**TASK GOAL**. Reproduce every entry below precisely. Pictures are excluded from the copy.

(Extracted data entries)
** BEGIN **
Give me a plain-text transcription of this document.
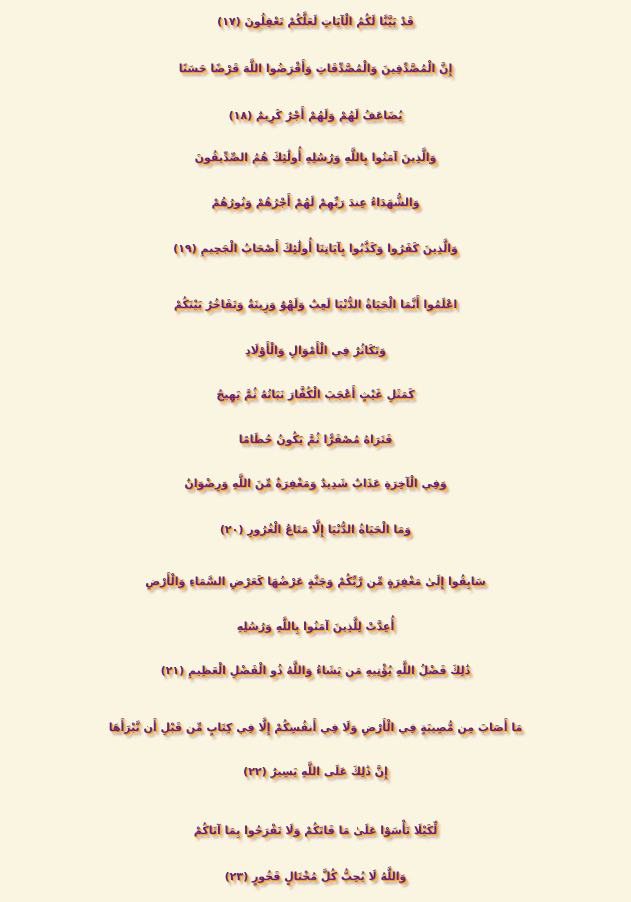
قَدْ بَيَّنَّا لَكُمُ الْآيَاتِ لَعَلَّكُمْ تَعْقِلُونَ (١٧)
إِنَّ الْمُصَّدِّقِينَ وَالْمُصَّدِّقَاتِ وَأَقْرَضُوا اللَّهَ قَرْضًا حَسَنًا
يُضَاعَفُ لَهُمْ وَلَهُمْ أَجْرٌ كَرِيمٌ (١٨)
وَالَّذِينَ آمَنُوا بِاللَّهِ وَرُسُلِهِ أُولَٰئِكَ هُمُ الصِّدِّيقُونَ
وَالشُّهَدَاءُ عِندَ رَبِّهِمْ لَهُمْ أَجْرُهُمْ وَنُورُهُمْ
وَالَّذِينَ كَفَرُوا وَكَذَّبُوا بِآيَاتِنَا أُولَٰئِكَ أَصْحَابُ الْجَحِيمِ (١٩)
اعْلَمُوا أَنَّمَا الْحَيَاةُ الدُّنْيَا لَعِبٌ وَلَهْوٌ وَزِينَةٌ وَتَفَاخُرٌ بَيْنَكُمْ
وَتَكَاثُرٌ فِي الْأَمْوَالِ وَالْأَوْلَادِ
كَمَثَلِ غَيْثٍ أَعْجَبَ الْكُفَّارَ نَبَاتُهُ ثُمَّ يَهِيجُ
فَتَرَاهُ مُصْفَرًّا ثُمَّ يَكُونُ حُطَامًا
وَفِي الْآخِرَةِ عَذَابٌ شَدِيدٌ وَمَغْفِرَةٌ مِّنَ اللَّهِ وَرِضْوَانٌ
وَمَا الْحَيَاةُ الدُّنْيَا إِلَّا مَتَاعُ الْغُرُورِ (٢٠)
سَابِقُوا إِلَىٰ مَغْفِرَةٍ مِّن رَّبِّكُمْ وَجَنَّةٍ عَرْضُهَا كَعَرْضِ السَّمَاءِ وَالْأَرْضِ
أُعِدَّتْ لِلَّذِينَ آمَنُوا بِاللَّهِ وَرُسُلِهِ
ذَٰلِكَ فَضْلُ اللَّهِ يُؤْتِيهِ مَن يَشَاءُ وَاللَّهُ ذُو الْفَضْلِ الْعَظِيمِ (٢١)
مَا أَصَابَ مِن مُّصِيبَةٍ فِي الْأَرْضِ وَلَا فِي أَنفُسِكُمْ إِلَّا فِي كِتَابٍ مِّن قَبْلِ أَن نَّبْرَأَهَا
إِنَّ ذَٰلِكَ عَلَى اللَّهِ يَسِيرٌ (٢٢)
لِّكَيْلَا تَأْسَوْا عَلَىٰ مَا فَاتَكُمْ وَلَا تَفْرَحُوا بِمَا آتَاكُمْ
وَاللَّهُ لَا يُحِبُّ كُلَّ مُخْتَالٍ فَخُورٍ (٢٣)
** END **
**ANSWER TO THE TASK**.
Give me a plain-text transcription of this document.
قَدْ بَيَّنَّا لَكُمُ الْآيَاتِ لَعَلَّكُمْ تَعْقِلُونَ (١٧)
إِنَّ الْمُصَّدِّقِينَ وَالْمُصَّدِّقَاتِ وَأَقْرَضُوا اللَّهَ قَرْضًا حَسَنًا
يُضَاعَفُ لَهُمْ وَلَهُمْ أَجْرٌ كَرِيمٌ (١٨)
وَالَّذِينَ آمَنُوا بِاللَّهِ وَرُسُلِهِ أُولَٰئِكَ هُمُ الصِّدِّيقُونَ
وَالشُّهَدَاءُ عِندَ رَبِّهِمْ لَهُمْ أَجْرُهُمْ وَنُورُهُمْ
وَالَّذِينَ كَفَرُوا وَكَذَّبُوا بِآيَاتِنَا أُولَٰئِكَ أَصْحَابُ الْجَحِيمِ (١٩)
اعْلَمُوا أَنَّمَا الْحَيَاةُ الدُّنْيَا لَعِبٌ وَلَهْوٌ وَزِينَةٌ وَتَفَاخُرٌ بَيْنَكُمْ
وَتَكَاثُرٌ فِي الْأَمْوَالِ وَالْأَوْلَادِ
كَمَثَلِ غَيْثٍ أَعْجَبَ الْكُفَّارَ نَبَاتُهُ ثُمَّ يَهِيجُ
فَتَرَاهُ مُصْفَرًّا ثُمَّ يَكُونُ حُطَامًا
وَفِي الْآخِرَةِ عَذَابٌ شَدِيدٌ وَمَغْفِرَةٌ مِّنَ اللَّهِ وَرِضْوَانٌ
وَمَا الْحَيَاةُ الدُّنْيَا إِلَّا مَتَاعُ الْغُرُورِ (٢٠)
سَابِقُوا إِلَىٰ مَغْفِرَةٍ مِّن رَّبِّكُمْ وَجَنَّةٍ عَرْضُهَا كَعَرْضِ السَّمَاءِ وَالْأَرْضِ
أُعِدَّتْ لِلَّذِينَ آمَنُوا بِاللَّهِ وَرُسُلِهِ
ذَٰلِكَ فَضْلُ اللَّهِ يُؤْتِيهِ مَن يَشَاءُ وَاللَّهُ ذُو الْفَضْلِ الْعَظِيمِ (٢١)
مَا أَصَابَ مِن مُّصِيبَةٍ فِي الْأَرْضِ وَلَا فِي أَنفُسِكُمْ إِلَّا فِي كِتَابٍ مِّن قَبْلِ أَن نَّبْرَأَهَا
إِنَّ ذَٰلِكَ عَلَى اللَّهِ يَسِيرٌ (٢٢)
لِّكَيْلَا تَأْسَوْا عَلَىٰ مَا فَاتَكُمْ وَلَا تَفْرَحُوا بِمَا آتَاكُمْ
وَاللَّهُ لَا يُحِبُّ كُلَّ مُخْتَالٍ فَخُورٍ (٢٣)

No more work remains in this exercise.